INSTRUCTIONS FOR THE TASK: Below is a set of records; print all of them exactly as written.
[start GIVEN DATA]
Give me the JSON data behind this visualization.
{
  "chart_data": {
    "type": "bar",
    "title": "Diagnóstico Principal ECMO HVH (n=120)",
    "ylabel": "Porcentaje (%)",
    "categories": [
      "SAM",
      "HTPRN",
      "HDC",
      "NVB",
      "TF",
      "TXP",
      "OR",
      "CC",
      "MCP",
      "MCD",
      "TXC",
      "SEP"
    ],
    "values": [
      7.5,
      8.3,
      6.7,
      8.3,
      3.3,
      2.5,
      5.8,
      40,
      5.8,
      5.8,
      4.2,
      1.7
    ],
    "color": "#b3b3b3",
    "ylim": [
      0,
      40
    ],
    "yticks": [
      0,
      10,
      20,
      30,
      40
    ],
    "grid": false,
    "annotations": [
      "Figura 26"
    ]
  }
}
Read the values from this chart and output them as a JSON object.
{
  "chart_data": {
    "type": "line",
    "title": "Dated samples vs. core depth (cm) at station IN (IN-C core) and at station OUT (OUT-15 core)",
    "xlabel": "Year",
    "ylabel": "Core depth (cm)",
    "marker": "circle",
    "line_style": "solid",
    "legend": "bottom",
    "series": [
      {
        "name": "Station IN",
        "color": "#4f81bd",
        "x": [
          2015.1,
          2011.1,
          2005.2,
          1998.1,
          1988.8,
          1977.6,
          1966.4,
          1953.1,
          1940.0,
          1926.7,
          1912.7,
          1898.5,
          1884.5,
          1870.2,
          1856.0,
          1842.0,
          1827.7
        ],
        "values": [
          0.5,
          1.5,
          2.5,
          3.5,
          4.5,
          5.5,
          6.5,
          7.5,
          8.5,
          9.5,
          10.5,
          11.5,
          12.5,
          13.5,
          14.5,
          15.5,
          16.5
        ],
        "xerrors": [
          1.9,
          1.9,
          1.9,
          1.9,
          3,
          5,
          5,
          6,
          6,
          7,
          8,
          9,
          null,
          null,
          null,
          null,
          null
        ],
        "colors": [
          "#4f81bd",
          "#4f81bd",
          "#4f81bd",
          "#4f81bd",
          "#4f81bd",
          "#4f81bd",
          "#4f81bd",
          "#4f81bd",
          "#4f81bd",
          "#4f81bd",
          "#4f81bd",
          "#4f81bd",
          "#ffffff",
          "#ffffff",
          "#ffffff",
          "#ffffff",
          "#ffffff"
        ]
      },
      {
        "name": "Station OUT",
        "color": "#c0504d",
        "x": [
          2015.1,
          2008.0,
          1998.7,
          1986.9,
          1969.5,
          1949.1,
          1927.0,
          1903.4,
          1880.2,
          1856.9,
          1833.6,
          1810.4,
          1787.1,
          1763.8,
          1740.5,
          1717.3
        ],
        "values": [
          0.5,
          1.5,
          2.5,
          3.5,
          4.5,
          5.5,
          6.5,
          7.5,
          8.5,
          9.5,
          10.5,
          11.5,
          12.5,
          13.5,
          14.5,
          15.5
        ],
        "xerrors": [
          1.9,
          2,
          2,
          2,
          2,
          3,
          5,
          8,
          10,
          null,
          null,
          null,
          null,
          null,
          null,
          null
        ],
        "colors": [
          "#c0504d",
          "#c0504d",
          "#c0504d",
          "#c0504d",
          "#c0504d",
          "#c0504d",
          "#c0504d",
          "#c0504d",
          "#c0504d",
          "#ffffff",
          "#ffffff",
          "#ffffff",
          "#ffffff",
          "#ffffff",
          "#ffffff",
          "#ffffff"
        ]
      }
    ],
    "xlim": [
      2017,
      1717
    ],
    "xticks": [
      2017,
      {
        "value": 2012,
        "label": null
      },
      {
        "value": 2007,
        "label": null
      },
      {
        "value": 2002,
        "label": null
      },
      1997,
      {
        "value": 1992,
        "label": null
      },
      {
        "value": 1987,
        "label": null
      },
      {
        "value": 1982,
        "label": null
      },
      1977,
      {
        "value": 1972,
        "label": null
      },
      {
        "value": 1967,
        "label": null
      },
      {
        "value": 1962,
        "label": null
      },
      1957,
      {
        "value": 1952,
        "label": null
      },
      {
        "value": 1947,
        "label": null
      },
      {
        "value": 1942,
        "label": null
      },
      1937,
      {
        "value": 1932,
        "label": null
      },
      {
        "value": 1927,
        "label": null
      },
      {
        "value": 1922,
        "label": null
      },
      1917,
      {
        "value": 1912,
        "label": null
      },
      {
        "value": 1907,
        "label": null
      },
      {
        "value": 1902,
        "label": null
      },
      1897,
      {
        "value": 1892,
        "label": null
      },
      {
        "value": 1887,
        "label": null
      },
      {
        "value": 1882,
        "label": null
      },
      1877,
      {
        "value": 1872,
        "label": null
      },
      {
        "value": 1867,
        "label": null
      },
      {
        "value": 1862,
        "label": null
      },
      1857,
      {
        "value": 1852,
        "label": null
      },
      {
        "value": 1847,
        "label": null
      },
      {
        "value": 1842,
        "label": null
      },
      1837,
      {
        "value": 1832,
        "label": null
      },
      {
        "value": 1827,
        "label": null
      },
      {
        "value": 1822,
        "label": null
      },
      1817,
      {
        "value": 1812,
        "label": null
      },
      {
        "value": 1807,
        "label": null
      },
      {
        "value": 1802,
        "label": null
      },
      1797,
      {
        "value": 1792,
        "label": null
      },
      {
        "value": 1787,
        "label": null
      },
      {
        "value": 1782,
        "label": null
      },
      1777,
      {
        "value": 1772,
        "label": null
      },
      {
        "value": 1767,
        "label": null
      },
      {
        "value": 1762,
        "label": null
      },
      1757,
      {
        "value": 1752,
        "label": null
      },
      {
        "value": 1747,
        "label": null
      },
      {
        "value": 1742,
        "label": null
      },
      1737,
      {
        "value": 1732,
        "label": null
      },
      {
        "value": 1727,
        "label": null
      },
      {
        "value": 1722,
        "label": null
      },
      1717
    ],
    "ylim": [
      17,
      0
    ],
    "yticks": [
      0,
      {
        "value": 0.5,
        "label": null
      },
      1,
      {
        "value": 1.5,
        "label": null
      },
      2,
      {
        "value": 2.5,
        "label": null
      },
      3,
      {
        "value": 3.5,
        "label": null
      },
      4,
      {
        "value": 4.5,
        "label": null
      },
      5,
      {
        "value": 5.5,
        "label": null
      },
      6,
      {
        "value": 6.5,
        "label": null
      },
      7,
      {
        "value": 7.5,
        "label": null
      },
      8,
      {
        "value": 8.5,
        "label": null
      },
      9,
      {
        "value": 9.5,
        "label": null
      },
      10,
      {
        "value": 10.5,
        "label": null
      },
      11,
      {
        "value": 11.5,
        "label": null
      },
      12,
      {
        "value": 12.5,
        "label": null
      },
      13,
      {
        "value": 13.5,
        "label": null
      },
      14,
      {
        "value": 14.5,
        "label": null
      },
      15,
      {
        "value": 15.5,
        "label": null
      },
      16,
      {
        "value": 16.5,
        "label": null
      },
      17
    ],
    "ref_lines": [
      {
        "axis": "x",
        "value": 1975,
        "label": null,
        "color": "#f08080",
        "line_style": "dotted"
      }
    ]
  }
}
[end GIVEN DATA]
WORKED SOLUTION:
Give me the JSON data behind this visualization.
{
  "chart_data": {
    "type": "bar",
    "title": "Diagnóstico Principal ECMO HVH (n=120)",
    "ylabel": "Porcentaje (%)",
    "categories": [
      "SAM",
      "HTPRN",
      "HDC",
      "NVB",
      "TF",
      "TXP",
      "OR",
      "CC",
      "MCP",
      "MCD",
      "TXC",
      "SEP"
    ],
    "values": [
      7.5,
      8.3,
      6.7,
      8.3,
      3.3,
      2.5,
      5.8,
      40,
      5.8,
      5.8,
      4.2,
      1.7
    ],
    "color": "#b3b3b3",
    "ylim": [
      0,
      40
    ],
    "yticks": [
      0,
      10,
      20,
      30,
      40
    ],
    "grid": false,
    "annotations": [
      "Figura 26"
    ]
  }
}
Read the values from this chart and output them as a JSON object.
{
  "chart_data": {
    "type": "line",
    "title": "Dated samples vs. core depth (cm) at station IN (IN-C core) and at station OUT (OUT-15 core)",
    "xlabel": "Year",
    "ylabel": "Core depth (cm)",
    "marker": "circle",
    "line_style": "solid",
    "legend": "bottom",
    "series": [
      {
        "name": "Station IN",
        "color": "#4f81bd",
        "x": [
          2015.1,
          2011.1,
          2005.2,
          1998.1,
          1988.8,
          1977.6,
          1966.4,
          1953.1,
          1940.0,
          1926.7,
          1912.7,
          1898.5,
          1884.5,
          1870.2,
          1856.0,
          1842.0,
          1827.7
        ],
        "values": [
          0.5,
          1.5,
          2.5,
          3.5,
          4.5,
          5.5,
          6.5,
          7.5,
          8.5,
          9.5,
          10.5,
          11.5,
          12.5,
          13.5,
          14.5,
          15.5,
          16.5
        ],
        "xerrors": [
          1.9,
          1.9,
          1.9,
          1.9,
          3,
          5,
          5,
          6,
          6,
          7,
          8,
          9,
          null,
          null,
          null,
          null,
          null
        ],
        "colors": [
          "#4f81bd",
          "#4f81bd",
          "#4f81bd",
          "#4f81bd",
          "#4f81bd",
          "#4f81bd",
          "#4f81bd",
          "#4f81bd",
          "#4f81bd",
          "#4f81bd",
          "#4f81bd",
          "#4f81bd",
          "#ffffff",
          "#ffffff",
          "#ffffff",
          "#ffffff",
          "#ffffff"
        ]
      },
      {
        "name": "Station OUT",
        "color": "#c0504d",
        "x": [
          2015.1,
          2008.0,
          1998.7,
          1986.9,
          1969.5,
          1949.1,
          1927.0,
          1903.4,
          1880.2,
          1856.9,
          1833.6,
          1810.4,
          1787.1,
          1763.8,
          1740.5,
          1717.3
        ],
        "values": [
          0.5,
          1.5,
          2.5,
          3.5,
          4.5,
          5.5,
          6.5,
          7.5,
          8.5,
          9.5,
          10.5,
          11.5,
          12.5,
          13.5,
          14.5,
          15.5
        ],
        "xerrors": [
          1.9,
          2,
          2,
          2,
          2,
          3,
          5,
          8,
          10,
          null,
          null,
          null,
          null,
          null,
          null,
          null
        ],
        "colors": [
          "#c0504d",
          "#c0504d",
          "#c0504d",
          "#c0504d",
          "#c0504d",
          "#c0504d",
          "#c0504d",
          "#c0504d",
          "#c0504d",
          "#ffffff",
          "#ffffff",
          "#ffffff",
          "#ffffff",
          "#ffffff",
          "#ffffff",
          "#ffffff"
        ]
      }
    ],
    "xlim": [
      2017,
      1717
    ],
    "xticks": [
      2017,
      {
        "value": 2012,
        "label": null
      },
      {
        "value": 2007,
        "label": null
      },
      {
        "value": 2002,
        "label": null
      },
      1997,
      {
        "value": 1992,
        "label": null
      },
      {
        "value": 1987,
        "label": null
      },
      {
        "value": 1982,
        "label": null
      },
      1977,
      {
        "value": 1972,
        "label": null
      },
      {
        "value": 1967,
        "label": null
      },
      {
        "value": 1962,
        "label": null
      },
      1957,
      {
        "value": 1952,
        "label": null
      },
      {
        "value": 1947,
        "label": null
      },
      {
        "value": 1942,
        "label": null
      },
      1937,
      {
        "value": 1932,
        "label": null
      },
      {
        "value": 1927,
        "label": null
      },
      {
        "value": 1922,
        "label": null
      },
      1917,
      {
        "value": 1912,
        "label": null
      },
      {
        "value": 1907,
        "label": null
      },
      {
        "value": 1902,
        "label": null
      },
      1897,
      {
        "value": 1892,
        "label": null
      },
      {
        "value": 1887,
        "label": null
      },
      {
        "value": 1882,
        "label": null
      },
      1877,
      {
        "value": 1872,
        "label": null
      },
      {
        "value": 1867,
        "label": null
      },
      {
        "value": 1862,
        "label": null
      },
      1857,
      {
        "value": 1852,
        "label": null
      },
      {
        "value": 1847,
        "label": null
      },
      {
        "value": 1842,
        "label": null
      },
      1837,
      {
        "value": 1832,
        "label": null
      },
      {
        "value": 1827,
        "label": null
      },
      {
        "value": 1822,
        "label": null
      },
      1817,
      {
        "value": 1812,
        "label": null
      },
      {
        "value": 1807,
        "label": null
      },
      {
        "value": 1802,
        "label": null
      },
      1797,
      {
        "value": 1792,
        "label": null
      },
      {
        "value": 1787,
        "label": null
      },
      {
        "value": 1782,
        "label": null
      },
      1777,
      {
        "value": 1772,
        "label": null
      },
      {
        "value": 1767,
        "label": null
      },
      {
        "value": 1762,
        "label": null
      },
      1757,
      {
        "value": 1752,
        "label": null
      },
      {
        "value": 1747,
        "label": null
      },
      {
        "value": 1742,
        "label": null
      },
      1737,
      {
        "value": 1732,
        "label": null
      },
      {
        "value": 1727,
        "label": null
      },
      {
        "value": 1722,
        "label": null
      },
      1717
    ],
    "ylim": [
      17,
      0
    ],
    "yticks": [
      0,
      {
        "value": 0.5,
        "label": null
      },
      1,
      {
        "value": 1.5,
        "label": null
      },
      2,
      {
        "value": 2.5,
        "label": null
      },
      3,
      {
        "value": 3.5,
        "label": null
      },
      4,
      {
        "value": 4.5,
        "label": null
      },
      5,
      {
        "value": 5.5,
        "label": null
      },
      6,
      {
        "value": 6.5,
        "label": null
      },
      7,
      {
        "value": 7.5,
        "label": null
      },
      8,
      {
        "value": 8.5,
        "label": null
      },
      9,
      {
        "value": 9.5,
        "label": null
      },
      10,
      {
        "value": 10.5,
        "label": null
      },
      11,
      {
        "value": 11.5,
        "label": null
      },
      12,
      {
        "value": 12.5,
        "label": null
      },
      13,
      {
        "value": 13.5,
        "label": null
      },
      14,
      {
        "value": 14.5,
        "label": null
      },
      15,
      {
        "value": 15.5,
        "label": null
      },
      16,
      {
        "value": 16.5,
        "label": null
      },
      17
    ],
    "ref_lines": [
      {
        "axis": "x",
        "value": 1975,
        "label": null,
        "color": "#f08080",
        "line_style": "dotted"
      }
    ]
  }
}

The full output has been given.